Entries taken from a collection
┌──
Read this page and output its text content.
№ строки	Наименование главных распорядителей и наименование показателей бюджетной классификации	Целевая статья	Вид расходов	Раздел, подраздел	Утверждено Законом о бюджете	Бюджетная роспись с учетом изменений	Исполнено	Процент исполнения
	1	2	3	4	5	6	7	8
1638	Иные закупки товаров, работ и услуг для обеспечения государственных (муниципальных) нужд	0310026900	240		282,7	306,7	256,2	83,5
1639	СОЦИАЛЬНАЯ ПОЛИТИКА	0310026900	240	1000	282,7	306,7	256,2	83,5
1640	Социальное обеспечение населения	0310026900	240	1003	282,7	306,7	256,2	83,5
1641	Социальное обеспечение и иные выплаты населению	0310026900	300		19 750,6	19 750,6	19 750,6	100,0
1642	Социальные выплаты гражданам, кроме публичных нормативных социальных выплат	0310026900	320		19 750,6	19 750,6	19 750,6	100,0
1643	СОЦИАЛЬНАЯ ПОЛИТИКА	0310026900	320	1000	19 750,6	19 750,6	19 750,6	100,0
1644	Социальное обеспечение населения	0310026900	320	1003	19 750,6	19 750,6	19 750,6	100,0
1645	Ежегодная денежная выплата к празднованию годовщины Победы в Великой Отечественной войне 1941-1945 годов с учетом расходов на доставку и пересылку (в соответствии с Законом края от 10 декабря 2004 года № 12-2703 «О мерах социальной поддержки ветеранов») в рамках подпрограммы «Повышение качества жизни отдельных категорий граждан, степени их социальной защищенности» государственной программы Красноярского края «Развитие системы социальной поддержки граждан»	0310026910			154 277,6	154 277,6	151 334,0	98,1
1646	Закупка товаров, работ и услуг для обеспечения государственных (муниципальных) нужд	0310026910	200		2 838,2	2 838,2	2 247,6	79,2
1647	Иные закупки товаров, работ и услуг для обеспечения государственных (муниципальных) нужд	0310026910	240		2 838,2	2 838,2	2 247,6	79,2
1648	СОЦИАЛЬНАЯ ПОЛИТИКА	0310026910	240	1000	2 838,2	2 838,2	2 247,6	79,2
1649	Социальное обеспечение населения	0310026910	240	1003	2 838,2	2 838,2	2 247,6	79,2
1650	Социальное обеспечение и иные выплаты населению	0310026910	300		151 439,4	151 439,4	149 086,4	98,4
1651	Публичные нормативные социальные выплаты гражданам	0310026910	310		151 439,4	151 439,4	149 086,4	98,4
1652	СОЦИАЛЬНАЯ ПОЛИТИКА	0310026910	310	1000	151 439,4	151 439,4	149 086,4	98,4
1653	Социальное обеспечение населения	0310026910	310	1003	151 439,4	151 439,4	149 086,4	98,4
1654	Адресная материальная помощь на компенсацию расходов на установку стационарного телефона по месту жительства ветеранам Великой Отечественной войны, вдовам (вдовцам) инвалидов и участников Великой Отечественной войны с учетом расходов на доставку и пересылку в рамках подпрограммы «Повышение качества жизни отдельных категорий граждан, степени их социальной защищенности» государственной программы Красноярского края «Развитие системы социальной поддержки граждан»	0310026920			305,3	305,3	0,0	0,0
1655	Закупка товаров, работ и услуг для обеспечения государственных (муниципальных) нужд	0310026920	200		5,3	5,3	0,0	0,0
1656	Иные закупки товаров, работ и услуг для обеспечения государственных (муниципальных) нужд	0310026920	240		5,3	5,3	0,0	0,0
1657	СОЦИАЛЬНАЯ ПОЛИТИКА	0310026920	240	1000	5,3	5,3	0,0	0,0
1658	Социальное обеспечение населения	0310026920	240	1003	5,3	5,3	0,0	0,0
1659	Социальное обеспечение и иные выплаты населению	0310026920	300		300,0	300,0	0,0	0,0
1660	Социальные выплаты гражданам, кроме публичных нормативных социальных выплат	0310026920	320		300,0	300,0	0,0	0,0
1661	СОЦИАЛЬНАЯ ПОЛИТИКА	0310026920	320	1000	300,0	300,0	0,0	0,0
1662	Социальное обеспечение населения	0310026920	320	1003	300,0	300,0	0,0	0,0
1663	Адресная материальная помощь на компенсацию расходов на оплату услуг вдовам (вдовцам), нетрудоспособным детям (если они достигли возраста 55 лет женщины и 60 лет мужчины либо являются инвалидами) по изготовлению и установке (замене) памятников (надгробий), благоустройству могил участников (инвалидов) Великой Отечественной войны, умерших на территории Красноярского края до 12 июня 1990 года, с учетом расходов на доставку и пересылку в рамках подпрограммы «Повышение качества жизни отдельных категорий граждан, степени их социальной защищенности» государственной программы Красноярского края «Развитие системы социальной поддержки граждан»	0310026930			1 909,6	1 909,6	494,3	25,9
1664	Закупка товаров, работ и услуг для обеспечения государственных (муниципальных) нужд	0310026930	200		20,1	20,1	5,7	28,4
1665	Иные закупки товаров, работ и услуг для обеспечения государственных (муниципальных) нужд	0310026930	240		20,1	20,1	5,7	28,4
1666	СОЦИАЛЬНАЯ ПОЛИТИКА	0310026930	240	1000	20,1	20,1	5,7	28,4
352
└──
Your task is to transcribe the material exactly.

Read this page and output its text content.
№ строки	Наименование главных распорядителей и наименование показателей бюджетной классификации	Целевая статья	Вид расходов	Раздел, подраздел	Утверждено Законом о бюджете	Бюджетная роспись с учетом изменений	Исполнено	Процент исполнения
	1	2	3	4	5	6	7	8
1638	Иные закупки товаров, работ и услуг для обеспечения государственных (муниципальных) нужд	0310026900	240		282,7	306,7	256,2	83,5
1639	СОЦИАЛЬНАЯ ПОЛИТИКА	0310026900	240	1000	282,7	306,7	256,2	83,5
1640	Социальное обеспечение населения	0310026900	240	1003	282,7	306,7	256,2	83,5
1641	Социальное обеспечение и иные выплаты населению	0310026900	300		19 750,6	19 750,6	19 750,6	100,0
1642	Социальные выплаты гражданам, кроме публичных нормативных социальных выплат	0310026900	320		19 750,6	19 750,6	19 750,6	100,0
1643	СОЦИАЛЬНАЯ ПОЛИТИКА	0310026900	320	1000	19 750,6	19 750,6	19 750,6	100,0
1644	Социальное обеспечение населения	0310026900	320	1003	19 750,6	19 750,6	19 750,6	100,0
1645	Ежегодная денежная выплата к празднованию годовщины Победы в Великой Отечественной войне 1941-1945 годов с учетом расходов на доставку и пересылку (в соответствии с Законом края от 10 декабря 2004 года № 12-2703 «О мерах социальной поддержки ветеранов») в рамках подпрограммы «Повышение качества жизни отдельных категорий граждан, степени их социальной защищенности» государственной программы Красноярского края «Развитие системы социальной поддержки граждан»	0310026910			154 277,6	154 277,6	151 334,0	98,1
1646	Закупка товаров, работ и услуг для обеспечения государственных (муниципальных) нужд	0310026910	200		2 838,2	2 838,2	2 247,6	79,2
1647	Иные закупки товаров, работ и услуг для обеспечения государственных (муниципальных) нужд	0310026910	240		2 838,2	2 838,2	2 247,6	79,2
1648	СОЦИАЛЬНАЯ ПОЛИТИКА	0310026910	240	1000	2 838,2	2 838,2	2 247,6	79,2
1649	Социальное обеспечение населения	0310026910	240	1003	2 838,2	2 838,2	2 247,6	79,2
1650	Социальное обеспечение и иные выплаты населению	0310026910	300		151 439,4	151 439,4	149 086,4	98,4
1651	Публичные нормативные социальные выплаты гражданам	0310026910	310		151 439,4	151 439,4	149 086,4	98,4
1652	СОЦИАЛЬНАЯ ПОЛИТИКА	0310026910	310	1000	151 439,4	151 439,4	149 086,4	98,4
1653	Социальное обеспечение населения	0310026910	310	1003	151 439,4	151 439,4	149 086,4	98,4
1654	Адресная материальная помощь на компенсацию расходов на установку стационарного телефона по месту жительства ветеранам Великой Отечественной войны, вдовам (вдовцам) инвалидов и участников Великой Отечественной войны с учетом расходов на доставку и пересылку в рамках подпрограммы «Повышение качества жизни отдельных категорий граждан, степени их социальной защищенности» государственной программы Красноярского края «Развитие системы социальной поддержки граждан»	0310026920			305,3	305,3	0,0	0,0
1655	Закупка товаров, работ и услуг для обеспечения государственных (муниципальных) нужд	0310026920	200		5,3	5,3	0,0	0,0
1656	Иные закупки товаров, работ и услуг для обеспечения государственных (муниципальных) нужд	0310026920	240		5,3	5,3	0,0	0,0
1657	СОЦИАЛЬНАЯ ПОЛИТИКА	0310026920	240	1000	5,3	5,3	0,0	0,0
1658	Социальное обеспечение населения	0310026920	240	1003	5,3	5,3	0,0	0,0
1659	Социальное обеспечение и иные выплаты населению	0310026920	300		300,0	300,0	0,0	0,0
1660	Социальные выплаты гражданам, кроме публичных нормативных социальных выплат	0310026920	320		300,0	300,0	0,0	0,0
1661	СОЦИАЛЬНАЯ ПОЛИТИКА	0310026920	320	1000	300,0	300,0	0,0	0,0
1662	Социальное обеспечение населения	0310026920	320	1003	300,0	300,0	0,0	0,0
1663	Адресная материальная помощь на компенсацию расходов на оплату услуг вдовам (вдовцам), нетрудоспособным детям (если они достигли возраста 55 лет женщины и 60 лет мужчины либо являются инвалидами) по изготовлению и установке (замене) памятников (надгробий), благоустройству могил участников (инвалидов) Великой Отечественной войны, умерших на территории Красноярского края до 12 июня 1990 года, с учетом расходов на доставку и пересылку в рамках подпрограммы «Повышение качества жизни отдельных категорий граждан, степени их социальной защищенности» государственной программы Красноярского края «Развитие системы социальной поддержки граждан»	0310026930			1 909,6	1 909,6	494,3	25,9
1664	Закупка товаров, работ и услуг для обеспечения государственных (муниципальных) нужд	0310026930	200		20,1	20,1	5,7	28,4
1665	Иные закупки товаров, работ и услуг для обеспечения государственных (муниципальных) нужд	0310026930	240		20,1	20,1	5,7	28,4
1666	СОЦИАЛЬНАЯ ПОЛИТИКА	0310026930	240	1000	20,1	20,1	5,7	28,4
352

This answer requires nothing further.